WHAT IS REQUIRED - In the records below, count every line containing "everything". Reply with the number only.

EXERCISE MATERIALS -
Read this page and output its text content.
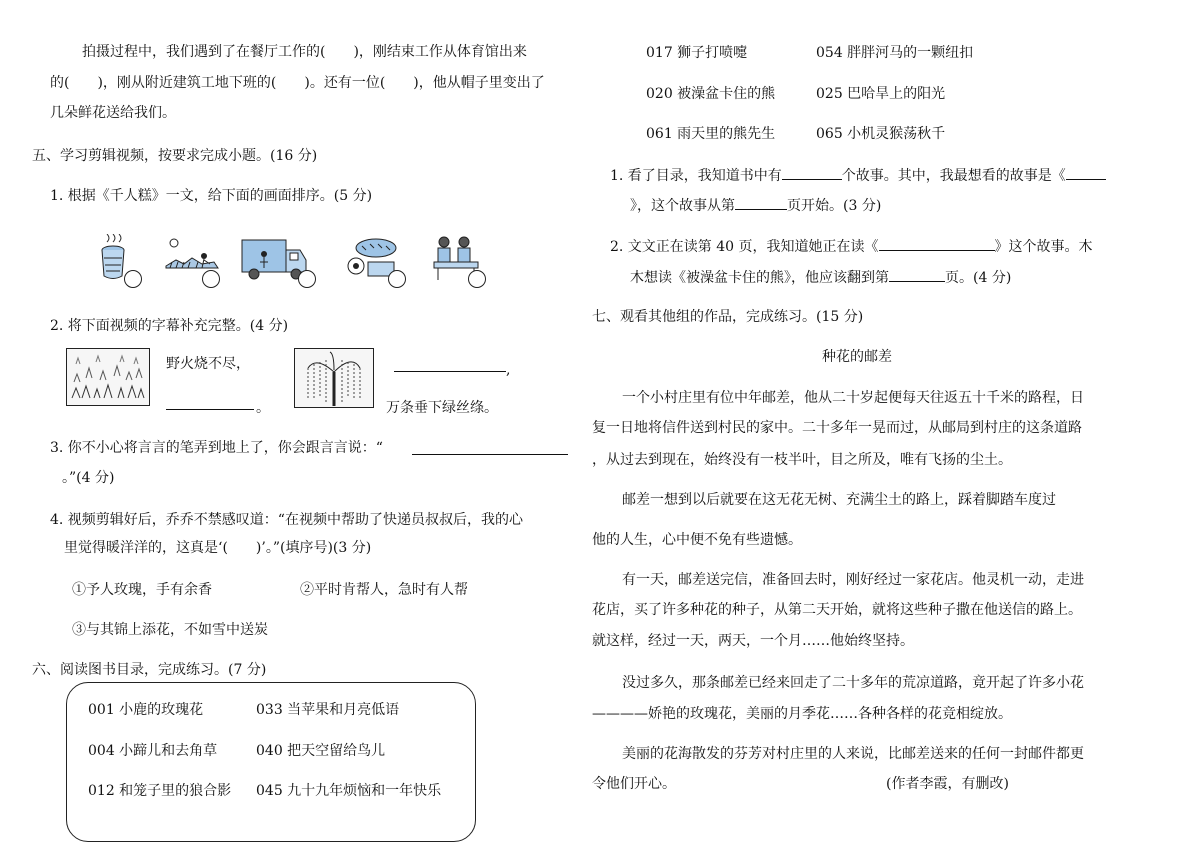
拍摄过程中，我们遇到了在餐厅工作的(　　)，刚结束工作从体育馆出来
的(　　)，刚从附近建筑工地下班的(　　)。还有一位(　　)，他从帽子里变出了
几朵鲜花送给我们。
五、学习剪辑视频，按要求完成小题。(16 分)
1. 根据《千人糕》一文，给下面的画面排序。(5 分)
2. 将下面视频的字幕补充完整。(4 分)
野火烧不尽，
。
,
万条垂下绿丝绦。
3. 你不小心将言言的笔弄到地上了，你会跟言言说：“
。”(4 分)
4. 视频剪辑好后，乔乔不禁感叹道：“在视频中帮助了快递员叔叔后，我的心
里觉得暖洋洋的，这真是‘(　　)’。”(填序号)(3 分)
①予人玫瑰，手有余香	②平时肯帮人，急时有人帮
③与其锦上添花，不如雪中送炭
六、阅读图书目录，完成练习。(7 分)
001 小鹿的玫瑰花	033 当苹果和月亮低语
004 小蹄儿和去角草	040 把天空留给鸟儿
012 和笼子里的狼合影 045 九十九年烦恼和一年快乐
017 狮子打喷嚏	054 胖胖河马的一颗纽扣
020 被澡盆卡住的熊	025 巴哈旱上的阳光
061 雨天里的熊先生	065 小机灵猴荡秋千
1. 看了目录，我知道书中有	个故事。其中，我最想看的故事是《
》，这个故事从第	页开始。(3 分)
2. 文文正在读第 40 页，我知道她正在读《	》这个故事。木
木想读《被澡盆卡住的熊》，他应该翻到第	页。(4 分)
七、观看其他组的作品，完成练习。(15 分)
种花的邮差
一个小村庄里有位中年邮差，他从二十岁起便每天往返五十千米的路程，日
复一日地将信件送到村民的家中。二十多年一晃而过，从邮局到村庄的这条道路
，从过去到现在，始终没有一枝半叶，目之所及，唯有飞扬的尘土。
邮差一想到以后就要在这无花无树、充满尘土的路上，踩着脚踏车度过
他的人生，心中便不免有些遗憾。
有一天，邮差送完信，准备回去时，刚好经过一家花店。他灵机一动，走进
花店，买了许多种花的种子，从第二天开始，就将这些种子撒在他送信的路上。
就这样，经过一天，两天，一个月……他始终坚持。
没过多久，那条邮差已经来回走了二十多年的荒凉道路，竟开起了许多小花
————娇艳的玫瑰花，美丽的月季花……各种各样的花竞相绽放。
美丽的花海散发的芬芳对村庄里的人来说，比邮差送来的任何一封邮件都更
令他们开心。	(作者李霞，有删改)
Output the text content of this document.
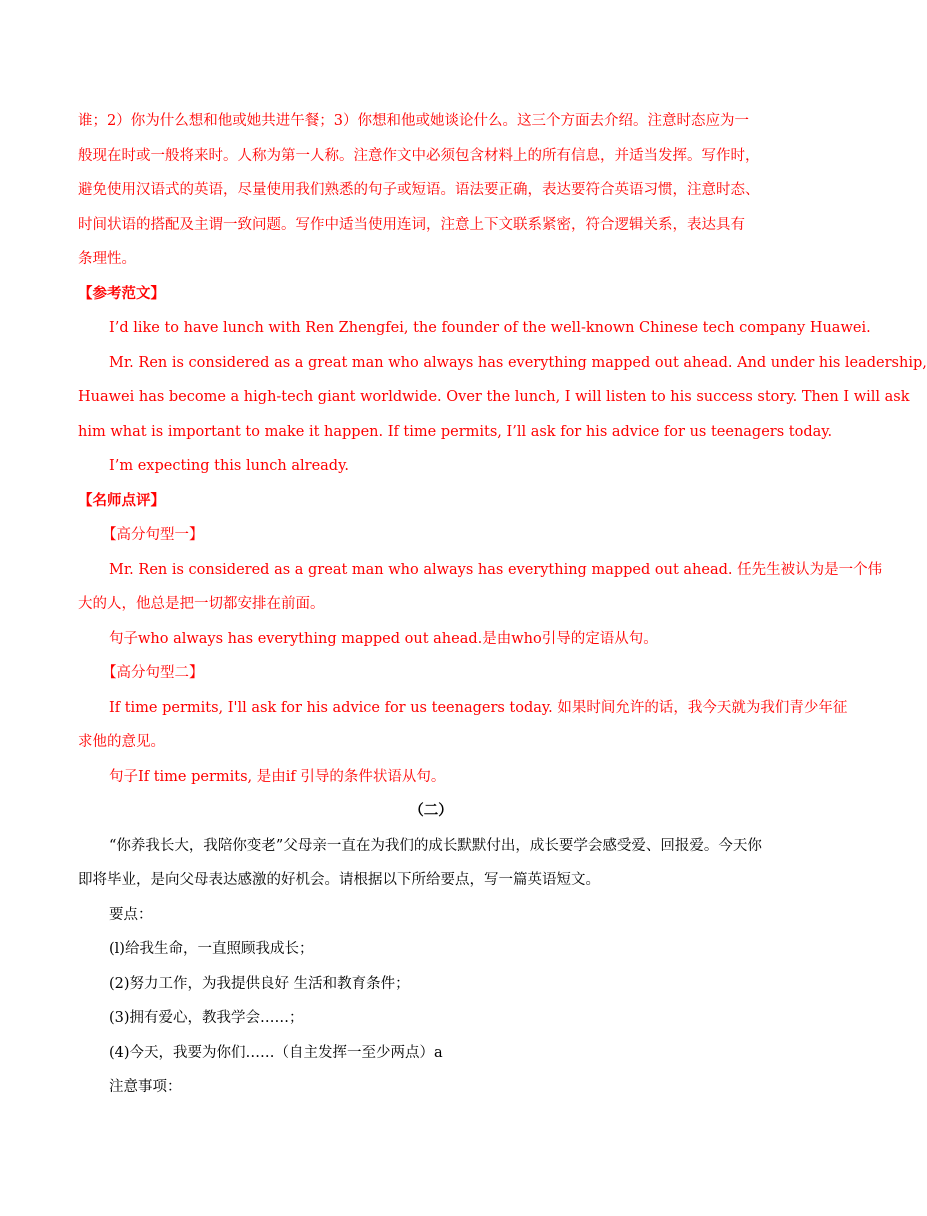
谁；2）你为什么想和他或她共进午餐；3）你想和他或她谈论什么。这三个方面去介绍。注意时态应为一
般现在时或一般将来时。人称为第一人称。注意作文中必须包含材料上的所有信息，并适当发挥。写作时，
避免使用汉语式的英语，尽量使用我们熟悉的句子或短语。语法要正确，表达要符合英语习惯，注意时态、
时间状语的搭配及主谓一致问题。写作中适当使用连词，注意上下文联系紧密，符合逻辑关系，表达具有
条理性。
【参考范文】
I’d like to have lunch with Ren Zhengfei, the founder of the well-known Chinese tech company Huawei.
Mr. Ren is considered as a great man who always has everything mapped out ahead. And under his leadership,
Huawei has become a high-tech giant worldwide. Over the lunch, I will listen to his success story. Then I will ask
him what is important to make it happen. If time permits, I’ll ask for his advice for us teenagers today.
I’m expecting this lunch already.
【名师点评】
【高分句型一】
Mr. Ren is considered as a great man who always has everything mapped out ahead. 任先生被认为是一个伟
大的人，他总是把一切都安排在前面。
句子who always has everything mapped out ahead.是由who引导的定语从句。
【高分句型二】
If time permits, I'll ask for his advice for us teenagers today. 如果时间允许的话，我今天就为我们青少年征
求他的意见。
句子If time permits, 是由if 引导的条件状语从句。
（二）
“你养我长大，我陪你变老”父母亲一直在为我们的成长默默付出，成长要学会感受爱、回报爱。今天你
即将毕业，是向父母表达感激的好机会。请根据以下所给要点，写一篇英语短文。
要点：
(l)给我生命，一直照顾我成长；
(2)努力工作，为我提供良好 生活和教育条件；
(3)拥有爱心，教我学会……；
(4)今天，我要为你们……（自主发挥一至少两点）a
注意事项：
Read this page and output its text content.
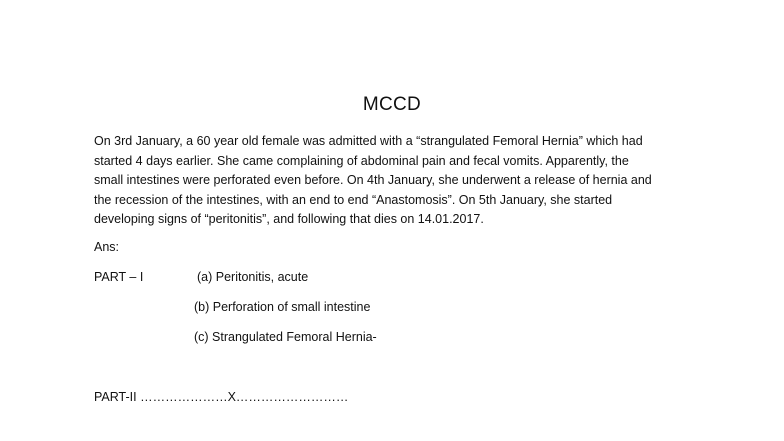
MCCD
On 3rd January, a 60 year old female was admitted with a “strangulated Femoral Hernia” which had
started 4 days earlier. She came complaining of abdominal pain and fecal vomits. Apparently, the
small intestines were perforated even before. On 4th January, she underwent a release of hernia and
the recession of the intestines, with an end to end “Anastomosis”. On 5th January, she started
developing signs of “peritonitis”, and following that dies on 14.01.2017.
Ans:
PART – I	(a) Peritonitis, acute
(b) Perforation of small intestine
(c) Strangulated Femoral Hernia-
PART-II …………………X………………………
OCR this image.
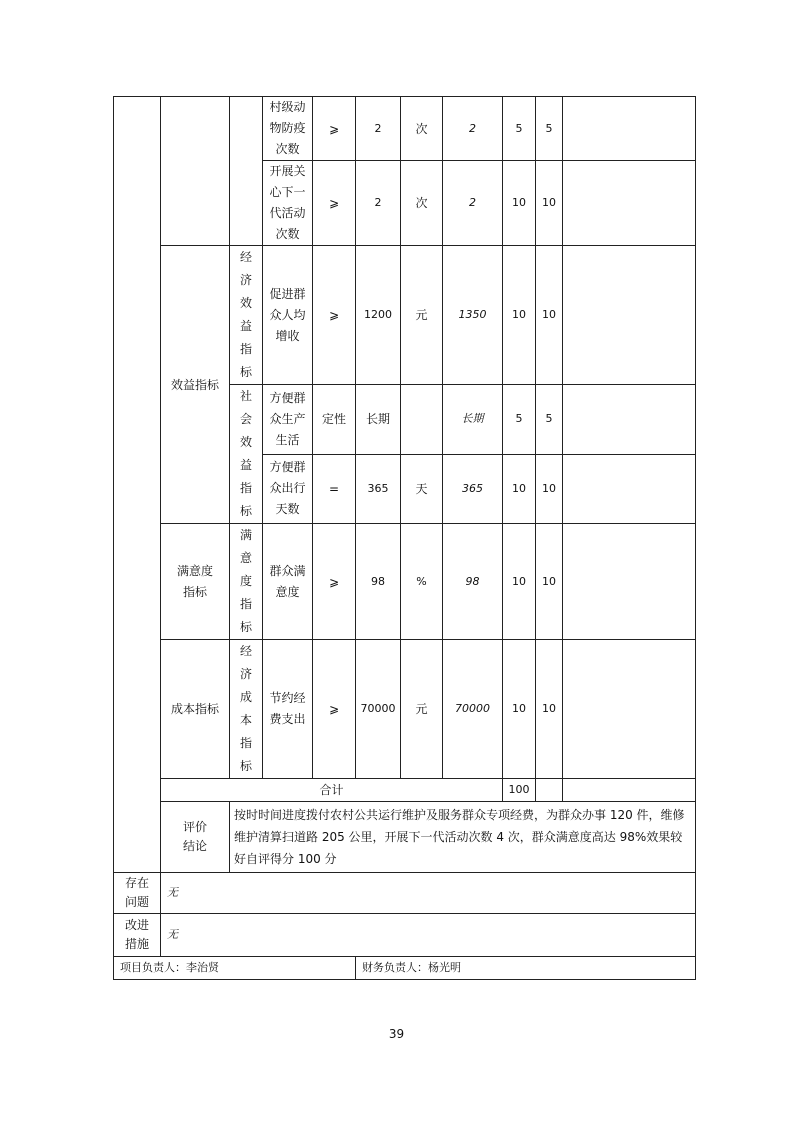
			村级动物防疫次数	⩾	2	次	2	5	5	

			开展关心下一代活动次数	⩾	2	次	2	10	10	
	效益指标	经济效益指标	促进群众人均增收	⩾	1200	元	1350	10	10	

		社会效益指标	方便群众生产生活	定性	长期		长期	5	5	

			方便群众出行天数	=	365	天	365	10	10	

	满意度指标	满意度指标	群众满意度	⩾	98	%	98	10	10	
	成本指标	经济成本指标	节约经费支出	⩾	70000	元	70000	10	10	
	合计							100		

	评价结论	按时时间进度拨付农村公共运行维护及服务群众专项经费，为群众办事 120 件，维修维护清算扫道路 205 公里，开展下一代活动次数 4 次，群众满意度高达 98%效果较好自评得分 100 分								

存在问题	无									

改进措施	无									
项目负责人：李治贤					财务负责人：杨光明					
39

PROBLEM SOLUTION - 3